A3: Language Models

Authors: Klinton Bicknell, Harry Eldridge, Nathan Schneider

Turning it in. Upload a .zip file of all your code, output files, and written responses to Canvas

Starter code: problem1.py, problem2.py, problem3.py, generate.py (with bugfix)

Unigram model

1. Creating the `word_to_index` dictionary

[Coding only: use starter code problem1.py]

The first step in building an n-gram model is to create a dictionary that maps words to indices (which we’ll use to access the elements corresponding to that word in a vector or matrix of counts or probabilities). You’ll create this dictionary from a vocabulary file that lists each word in the corpus exactly once: brown_vocab_100.txt

This file lists the 811 word types used in the first 100 sentences of the Brown corpus and includes the special word types <s> and </s>, for a total of 813 word types. In this version of the Brown corpus, punctuation marks are also treated as words, so they are also included in this total. In the corpus itself, punctuation words are separated from other words by a space, just like other words are, so you won’t need to treat them differently at all. The brown_vocab_100.txt file is formatted to contain one word per line. We want to create a dictionary in python that maps each word to its order of occurrence in this file, starting with 0. For example, the first word in the file is ‘all’ and this should map to 0. The last word is ‘resolution’ and this should map to 812. To create the dictionary in python, you’ll iterate over each line (which is a word plus a newline character), use rstrip() to remove the trailing newline character, and then add the word to the dictionary mapped to its appropriate index. To do this, you’ll need to keep track of which line of the file you’re in using enumerate().

After creating this dictionary, write the dictionary to a file called word_to_index_100.txt. Because wf.write() only writes strings, you will need to convert the dictionary to a string before you can write it using the str() function. To check that you’ve done this correctly, verify in the file output that ‘all’ is mapped to 0 and ‘resolution’ to 812.

2. Building an MLE unigram model

[Coding and written answer: use starter code problem2.py]

Now you’ll build a simple MLE unigram model from the first 100 sentences in the Brown corpus, found in: brown_100.txt

This corpus is represented as one sentence per line with a space separating all words. You’ll need to split the sentences into a list of words (e.g., using the string’s .split() member function), convert each word to lowercase (e.g., using the string’s .lower() member function) ~~and add the end-of-sentence word </s>~~.

First, copy your code from problem 1 to load the dictionary mapping words to indices. Then import numpy as np and initialize the numpy vector of counts with zeros. Finally, iterate through the sentences and increment counts for each of the words they contain.

**Your tasks:**
a - Rewrite the listing from its first line through the line containing "delivery-label: 配送 — [595, 201, 620, 215]". Replace "Lee Cooper" with "Brand X" and leave everything else unchanged.
b - Finish out the next part of the language models assignment, picking up after its last sentence.
The listing that comes next has nothing to do with the language models assignment above.

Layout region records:
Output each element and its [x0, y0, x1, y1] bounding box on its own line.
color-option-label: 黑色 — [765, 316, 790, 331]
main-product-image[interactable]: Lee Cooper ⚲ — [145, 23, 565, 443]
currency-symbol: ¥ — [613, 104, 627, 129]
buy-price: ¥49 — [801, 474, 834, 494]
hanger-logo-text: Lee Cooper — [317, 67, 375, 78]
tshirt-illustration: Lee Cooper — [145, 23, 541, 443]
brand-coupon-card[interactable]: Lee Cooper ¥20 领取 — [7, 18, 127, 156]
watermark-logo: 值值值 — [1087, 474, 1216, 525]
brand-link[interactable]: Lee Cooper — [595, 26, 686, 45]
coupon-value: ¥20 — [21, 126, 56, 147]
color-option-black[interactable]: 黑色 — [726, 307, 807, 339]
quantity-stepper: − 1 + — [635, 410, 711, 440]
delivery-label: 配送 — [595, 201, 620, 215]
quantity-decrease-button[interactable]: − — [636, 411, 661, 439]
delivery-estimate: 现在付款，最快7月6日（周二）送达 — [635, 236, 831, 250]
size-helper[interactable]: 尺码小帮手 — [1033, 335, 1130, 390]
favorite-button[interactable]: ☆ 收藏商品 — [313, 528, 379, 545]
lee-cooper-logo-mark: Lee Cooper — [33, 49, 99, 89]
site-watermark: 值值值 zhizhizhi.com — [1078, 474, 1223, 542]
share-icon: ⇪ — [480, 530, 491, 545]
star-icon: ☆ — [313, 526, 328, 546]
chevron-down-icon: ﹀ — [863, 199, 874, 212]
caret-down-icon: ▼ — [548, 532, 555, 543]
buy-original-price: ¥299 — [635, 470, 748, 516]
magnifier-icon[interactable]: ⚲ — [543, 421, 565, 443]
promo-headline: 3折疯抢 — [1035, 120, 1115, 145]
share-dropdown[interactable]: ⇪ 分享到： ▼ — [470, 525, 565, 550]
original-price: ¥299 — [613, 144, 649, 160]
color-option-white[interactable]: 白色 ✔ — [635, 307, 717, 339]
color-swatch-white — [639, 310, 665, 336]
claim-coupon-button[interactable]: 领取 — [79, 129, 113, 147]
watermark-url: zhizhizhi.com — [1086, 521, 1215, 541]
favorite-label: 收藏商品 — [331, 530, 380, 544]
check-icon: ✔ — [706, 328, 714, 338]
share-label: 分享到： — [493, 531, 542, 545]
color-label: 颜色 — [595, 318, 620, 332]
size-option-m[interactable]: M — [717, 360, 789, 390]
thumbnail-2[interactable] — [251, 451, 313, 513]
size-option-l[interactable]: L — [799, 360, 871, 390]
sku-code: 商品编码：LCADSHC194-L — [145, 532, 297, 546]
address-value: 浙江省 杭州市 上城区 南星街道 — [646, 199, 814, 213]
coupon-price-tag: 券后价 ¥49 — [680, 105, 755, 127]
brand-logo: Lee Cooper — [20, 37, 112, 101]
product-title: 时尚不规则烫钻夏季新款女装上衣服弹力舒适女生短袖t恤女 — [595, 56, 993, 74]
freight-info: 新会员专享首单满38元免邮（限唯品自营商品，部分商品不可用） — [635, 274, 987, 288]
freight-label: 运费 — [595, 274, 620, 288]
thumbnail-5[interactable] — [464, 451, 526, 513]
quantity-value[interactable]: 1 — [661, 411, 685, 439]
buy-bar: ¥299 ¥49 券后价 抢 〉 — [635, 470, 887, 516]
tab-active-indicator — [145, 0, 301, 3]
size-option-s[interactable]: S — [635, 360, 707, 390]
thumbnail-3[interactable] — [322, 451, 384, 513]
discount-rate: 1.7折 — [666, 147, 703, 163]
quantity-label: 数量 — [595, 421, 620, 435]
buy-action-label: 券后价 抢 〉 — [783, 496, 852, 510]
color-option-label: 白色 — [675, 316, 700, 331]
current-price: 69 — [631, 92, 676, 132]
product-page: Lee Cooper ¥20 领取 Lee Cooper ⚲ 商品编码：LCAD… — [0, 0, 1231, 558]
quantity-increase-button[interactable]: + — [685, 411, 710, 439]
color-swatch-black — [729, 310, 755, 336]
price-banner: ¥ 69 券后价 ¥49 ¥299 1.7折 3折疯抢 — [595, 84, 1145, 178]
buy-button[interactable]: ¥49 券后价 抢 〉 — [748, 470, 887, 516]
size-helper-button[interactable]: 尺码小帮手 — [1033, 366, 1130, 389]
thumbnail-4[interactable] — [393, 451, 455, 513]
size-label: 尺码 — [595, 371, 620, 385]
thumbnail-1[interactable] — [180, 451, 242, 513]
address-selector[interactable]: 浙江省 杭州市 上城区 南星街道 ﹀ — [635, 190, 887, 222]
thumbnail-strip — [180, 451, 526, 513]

**Responses in order:**
a -
Output each element and its [x0, y0, x1, y1] bounding box on its own line.
color-option-label: 黑色 — [765, 316, 790, 331]
main-product-image[interactable]: Brand X ⚲ — [145, 23, 565, 443]
currency-symbol: ¥ — [613, 104, 627, 129]
buy-price: ¥49 — [801, 474, 834, 494]
hanger-logo-text: Brand X — [317, 67, 375, 78]
tshirt-illustration: Brand X — [145, 23, 541, 443]
brand-coupon-card[interactable]: Brand X ¥20 领取 — [7, 18, 127, 156]
watermark-logo: 值值值 — [1087, 474, 1216, 525]
brand-link[interactable]: Brand X — [595, 26, 686, 45]
coupon-value: ¥20 — [21, 126, 56, 147]
color-option-black[interactable]: 黑色 — [726, 307, 807, 339]
quantity-stepper: − 1 + — [635, 410, 711, 440]
delivery-label: 配送 — [595, 201, 620, 215]

b -
Now print the counts vector. (Do this in the python interpreter. Don’t add this printing to your script.) Q: Estimate (just by eyeballing) the proportion of the word types that occurred only once in this corpus. Do you think the proportion of words that occur only once would be higher or lower if we used a larger corpus (e.g., all 57000 sentences in Brown)? Why or why not?

Finally, to normalize your counts vector and create probabilities, you can simply divide the counts vector by its sum in numpy like so:

    probs = counts / np.sum(counts)

Write your new probs vector to a file called unigram_probs.txt and verify that the first probability in it (the probability of ‘all’) is 0.00040519 and that the last probability (probability of ‘resolution’) is 0.00364668. (Note that our model trained on this small corpus has estimated that ‘resolution’ is about 10 times as frequent as ‘all’! Models trained on very small corpora are very noisy.)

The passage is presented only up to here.